Stated goal | Using the records below, count the lines with "seleção" in them. Give the number only.

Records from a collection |
╔══
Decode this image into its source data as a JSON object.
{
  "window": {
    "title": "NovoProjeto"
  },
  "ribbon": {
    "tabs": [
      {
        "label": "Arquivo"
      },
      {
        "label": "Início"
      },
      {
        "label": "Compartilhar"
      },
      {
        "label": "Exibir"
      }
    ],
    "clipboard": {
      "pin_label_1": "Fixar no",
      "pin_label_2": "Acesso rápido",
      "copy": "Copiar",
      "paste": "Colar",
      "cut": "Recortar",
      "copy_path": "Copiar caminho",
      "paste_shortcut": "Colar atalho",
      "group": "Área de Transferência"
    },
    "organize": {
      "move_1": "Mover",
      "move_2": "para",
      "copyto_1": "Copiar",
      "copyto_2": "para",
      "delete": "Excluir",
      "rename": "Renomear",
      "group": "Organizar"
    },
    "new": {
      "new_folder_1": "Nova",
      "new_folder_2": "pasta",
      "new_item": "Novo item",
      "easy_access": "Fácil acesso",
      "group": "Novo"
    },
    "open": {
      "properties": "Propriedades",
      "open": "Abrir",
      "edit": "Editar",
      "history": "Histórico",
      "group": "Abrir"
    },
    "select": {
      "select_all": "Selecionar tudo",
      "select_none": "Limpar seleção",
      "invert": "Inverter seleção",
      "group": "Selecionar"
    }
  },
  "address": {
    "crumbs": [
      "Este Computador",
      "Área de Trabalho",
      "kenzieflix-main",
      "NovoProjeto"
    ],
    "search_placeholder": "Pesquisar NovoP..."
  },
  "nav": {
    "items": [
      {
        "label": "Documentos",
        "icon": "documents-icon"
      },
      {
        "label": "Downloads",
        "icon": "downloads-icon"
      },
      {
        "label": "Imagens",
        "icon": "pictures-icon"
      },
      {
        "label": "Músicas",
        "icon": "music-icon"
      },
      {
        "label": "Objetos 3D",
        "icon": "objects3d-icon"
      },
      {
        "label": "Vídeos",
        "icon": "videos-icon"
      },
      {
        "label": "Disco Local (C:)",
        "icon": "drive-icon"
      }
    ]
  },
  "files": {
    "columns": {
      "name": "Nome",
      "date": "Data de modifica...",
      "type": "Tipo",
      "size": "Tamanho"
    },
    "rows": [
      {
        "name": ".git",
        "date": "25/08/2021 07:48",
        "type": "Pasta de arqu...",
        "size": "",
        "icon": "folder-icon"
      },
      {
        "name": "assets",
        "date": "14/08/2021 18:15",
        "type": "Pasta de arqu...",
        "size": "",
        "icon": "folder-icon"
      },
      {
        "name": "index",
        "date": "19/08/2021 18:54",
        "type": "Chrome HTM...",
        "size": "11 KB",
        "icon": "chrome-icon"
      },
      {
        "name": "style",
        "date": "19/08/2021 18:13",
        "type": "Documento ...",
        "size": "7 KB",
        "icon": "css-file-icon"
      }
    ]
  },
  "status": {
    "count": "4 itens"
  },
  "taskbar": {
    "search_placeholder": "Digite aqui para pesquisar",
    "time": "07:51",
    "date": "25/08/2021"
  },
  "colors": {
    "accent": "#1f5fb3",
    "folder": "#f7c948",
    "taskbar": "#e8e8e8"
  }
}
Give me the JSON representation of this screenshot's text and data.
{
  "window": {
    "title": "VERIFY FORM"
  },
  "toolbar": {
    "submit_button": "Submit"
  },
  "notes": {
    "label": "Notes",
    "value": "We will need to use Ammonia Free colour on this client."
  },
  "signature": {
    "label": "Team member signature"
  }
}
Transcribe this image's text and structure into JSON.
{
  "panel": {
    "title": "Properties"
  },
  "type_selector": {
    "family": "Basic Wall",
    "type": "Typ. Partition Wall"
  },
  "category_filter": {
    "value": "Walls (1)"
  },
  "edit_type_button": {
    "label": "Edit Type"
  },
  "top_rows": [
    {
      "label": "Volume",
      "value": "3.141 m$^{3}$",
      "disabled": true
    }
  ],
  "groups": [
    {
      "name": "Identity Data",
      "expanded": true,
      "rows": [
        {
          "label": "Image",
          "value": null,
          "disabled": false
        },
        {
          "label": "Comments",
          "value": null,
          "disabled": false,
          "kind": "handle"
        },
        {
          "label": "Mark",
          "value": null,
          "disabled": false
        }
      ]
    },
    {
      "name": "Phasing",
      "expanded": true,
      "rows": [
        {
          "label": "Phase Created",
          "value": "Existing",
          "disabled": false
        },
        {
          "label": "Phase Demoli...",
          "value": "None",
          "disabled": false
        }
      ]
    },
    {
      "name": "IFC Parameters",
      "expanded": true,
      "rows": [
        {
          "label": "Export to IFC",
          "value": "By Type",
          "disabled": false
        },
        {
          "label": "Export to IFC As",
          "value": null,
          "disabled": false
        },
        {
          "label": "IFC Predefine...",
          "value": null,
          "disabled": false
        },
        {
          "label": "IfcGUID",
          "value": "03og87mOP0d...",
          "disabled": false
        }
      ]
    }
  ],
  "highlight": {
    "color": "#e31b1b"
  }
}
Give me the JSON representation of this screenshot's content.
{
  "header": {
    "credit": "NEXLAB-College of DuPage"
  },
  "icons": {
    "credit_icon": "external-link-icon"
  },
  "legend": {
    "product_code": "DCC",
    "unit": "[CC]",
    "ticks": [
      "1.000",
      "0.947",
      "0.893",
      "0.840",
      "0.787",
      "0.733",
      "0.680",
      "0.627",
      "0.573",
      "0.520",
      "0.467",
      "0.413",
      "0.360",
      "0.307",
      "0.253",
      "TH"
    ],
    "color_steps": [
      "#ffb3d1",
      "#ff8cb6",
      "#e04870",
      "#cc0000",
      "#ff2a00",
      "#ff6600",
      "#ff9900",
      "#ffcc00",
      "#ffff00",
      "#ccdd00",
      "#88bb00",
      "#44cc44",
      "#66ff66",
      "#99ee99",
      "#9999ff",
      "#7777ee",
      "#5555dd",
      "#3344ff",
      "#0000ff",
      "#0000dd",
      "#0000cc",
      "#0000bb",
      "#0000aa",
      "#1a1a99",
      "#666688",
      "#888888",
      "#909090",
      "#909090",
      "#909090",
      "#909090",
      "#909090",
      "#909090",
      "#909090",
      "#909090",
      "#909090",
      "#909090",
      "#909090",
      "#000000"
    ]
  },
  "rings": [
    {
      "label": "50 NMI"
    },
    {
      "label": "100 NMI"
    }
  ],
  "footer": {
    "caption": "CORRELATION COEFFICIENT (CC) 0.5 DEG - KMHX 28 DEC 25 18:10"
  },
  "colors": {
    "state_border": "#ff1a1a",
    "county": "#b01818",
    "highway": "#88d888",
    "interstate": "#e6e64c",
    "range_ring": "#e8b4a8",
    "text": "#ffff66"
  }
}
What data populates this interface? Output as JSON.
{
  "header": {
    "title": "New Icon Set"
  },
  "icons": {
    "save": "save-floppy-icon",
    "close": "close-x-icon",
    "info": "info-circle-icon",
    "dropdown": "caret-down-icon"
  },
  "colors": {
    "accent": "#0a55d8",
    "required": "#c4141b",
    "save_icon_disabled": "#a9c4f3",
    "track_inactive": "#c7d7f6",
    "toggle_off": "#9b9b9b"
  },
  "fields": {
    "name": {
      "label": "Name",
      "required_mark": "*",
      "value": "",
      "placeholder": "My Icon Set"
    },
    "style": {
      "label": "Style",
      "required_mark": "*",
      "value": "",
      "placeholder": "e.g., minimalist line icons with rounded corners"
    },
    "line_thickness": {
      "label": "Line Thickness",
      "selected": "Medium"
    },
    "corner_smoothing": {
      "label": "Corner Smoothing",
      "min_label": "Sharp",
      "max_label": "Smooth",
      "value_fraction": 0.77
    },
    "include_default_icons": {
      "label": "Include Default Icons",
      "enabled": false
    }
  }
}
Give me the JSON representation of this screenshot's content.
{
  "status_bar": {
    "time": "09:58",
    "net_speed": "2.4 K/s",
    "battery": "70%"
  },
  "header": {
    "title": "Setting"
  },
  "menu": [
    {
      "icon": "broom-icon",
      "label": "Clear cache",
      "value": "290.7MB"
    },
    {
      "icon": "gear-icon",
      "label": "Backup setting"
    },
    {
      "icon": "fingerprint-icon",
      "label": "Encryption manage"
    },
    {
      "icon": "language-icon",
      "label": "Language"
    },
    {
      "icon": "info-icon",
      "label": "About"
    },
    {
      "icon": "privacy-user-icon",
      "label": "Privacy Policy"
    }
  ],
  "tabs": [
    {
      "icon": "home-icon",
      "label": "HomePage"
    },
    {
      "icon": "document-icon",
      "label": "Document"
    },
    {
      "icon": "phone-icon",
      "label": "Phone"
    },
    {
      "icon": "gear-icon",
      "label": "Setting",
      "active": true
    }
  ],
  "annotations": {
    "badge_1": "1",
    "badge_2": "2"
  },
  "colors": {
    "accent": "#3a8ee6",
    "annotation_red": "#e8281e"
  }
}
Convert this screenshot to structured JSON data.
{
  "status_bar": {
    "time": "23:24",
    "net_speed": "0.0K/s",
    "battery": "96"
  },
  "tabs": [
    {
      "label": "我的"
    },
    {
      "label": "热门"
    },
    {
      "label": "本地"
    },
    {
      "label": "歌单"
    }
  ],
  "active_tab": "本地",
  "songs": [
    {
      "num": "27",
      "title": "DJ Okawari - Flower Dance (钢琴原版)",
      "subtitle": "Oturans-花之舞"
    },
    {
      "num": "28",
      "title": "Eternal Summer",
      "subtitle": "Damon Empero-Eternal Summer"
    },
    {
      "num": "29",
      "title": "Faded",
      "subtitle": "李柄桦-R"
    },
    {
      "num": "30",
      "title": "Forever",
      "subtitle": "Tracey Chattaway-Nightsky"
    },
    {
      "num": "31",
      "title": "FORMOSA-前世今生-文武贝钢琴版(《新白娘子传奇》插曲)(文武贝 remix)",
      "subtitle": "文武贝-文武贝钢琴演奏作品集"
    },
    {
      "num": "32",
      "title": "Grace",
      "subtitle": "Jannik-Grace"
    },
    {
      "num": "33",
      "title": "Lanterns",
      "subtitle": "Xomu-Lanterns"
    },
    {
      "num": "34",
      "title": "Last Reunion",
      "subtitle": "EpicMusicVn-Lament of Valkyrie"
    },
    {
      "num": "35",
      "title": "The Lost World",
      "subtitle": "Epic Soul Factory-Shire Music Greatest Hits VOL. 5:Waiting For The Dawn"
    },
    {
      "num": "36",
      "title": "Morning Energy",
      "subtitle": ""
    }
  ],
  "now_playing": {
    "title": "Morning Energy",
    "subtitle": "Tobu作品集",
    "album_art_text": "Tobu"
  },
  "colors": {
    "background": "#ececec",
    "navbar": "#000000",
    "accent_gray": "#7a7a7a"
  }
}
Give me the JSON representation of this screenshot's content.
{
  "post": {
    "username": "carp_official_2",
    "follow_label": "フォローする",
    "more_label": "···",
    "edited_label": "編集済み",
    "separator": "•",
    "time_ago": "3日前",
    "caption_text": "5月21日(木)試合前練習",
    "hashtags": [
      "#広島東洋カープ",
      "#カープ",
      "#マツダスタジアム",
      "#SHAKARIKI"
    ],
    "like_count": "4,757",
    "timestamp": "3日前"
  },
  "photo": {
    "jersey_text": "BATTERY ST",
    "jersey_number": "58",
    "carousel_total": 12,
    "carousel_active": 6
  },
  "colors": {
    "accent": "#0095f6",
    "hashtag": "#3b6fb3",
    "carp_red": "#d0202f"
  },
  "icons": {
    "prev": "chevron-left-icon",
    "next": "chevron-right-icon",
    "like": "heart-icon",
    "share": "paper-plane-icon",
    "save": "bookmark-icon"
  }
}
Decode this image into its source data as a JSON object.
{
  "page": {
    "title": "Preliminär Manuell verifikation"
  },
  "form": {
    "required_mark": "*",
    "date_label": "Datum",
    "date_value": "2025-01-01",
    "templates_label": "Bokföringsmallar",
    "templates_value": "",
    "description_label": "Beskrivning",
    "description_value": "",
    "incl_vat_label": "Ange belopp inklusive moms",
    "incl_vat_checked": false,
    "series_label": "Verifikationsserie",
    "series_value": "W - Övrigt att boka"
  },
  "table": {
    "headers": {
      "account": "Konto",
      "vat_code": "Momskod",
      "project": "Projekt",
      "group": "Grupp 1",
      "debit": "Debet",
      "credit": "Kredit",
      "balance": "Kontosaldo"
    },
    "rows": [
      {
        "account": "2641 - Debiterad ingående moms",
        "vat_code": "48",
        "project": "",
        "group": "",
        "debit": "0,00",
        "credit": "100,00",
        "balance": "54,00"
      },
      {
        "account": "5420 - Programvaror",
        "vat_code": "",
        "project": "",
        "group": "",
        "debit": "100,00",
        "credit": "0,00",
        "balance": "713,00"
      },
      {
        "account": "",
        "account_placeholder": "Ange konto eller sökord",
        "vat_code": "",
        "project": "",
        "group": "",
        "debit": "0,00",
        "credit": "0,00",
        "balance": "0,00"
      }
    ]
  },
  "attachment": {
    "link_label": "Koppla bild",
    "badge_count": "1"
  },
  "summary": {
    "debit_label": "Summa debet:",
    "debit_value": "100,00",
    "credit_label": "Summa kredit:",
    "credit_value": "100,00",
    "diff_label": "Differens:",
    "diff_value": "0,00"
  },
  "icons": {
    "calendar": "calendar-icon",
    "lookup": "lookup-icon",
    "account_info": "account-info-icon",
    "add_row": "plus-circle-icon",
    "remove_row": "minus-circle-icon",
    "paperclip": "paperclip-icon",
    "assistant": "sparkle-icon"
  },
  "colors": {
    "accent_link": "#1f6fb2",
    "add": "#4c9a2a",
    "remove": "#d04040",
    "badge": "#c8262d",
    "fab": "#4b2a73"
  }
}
╚══
The output | 2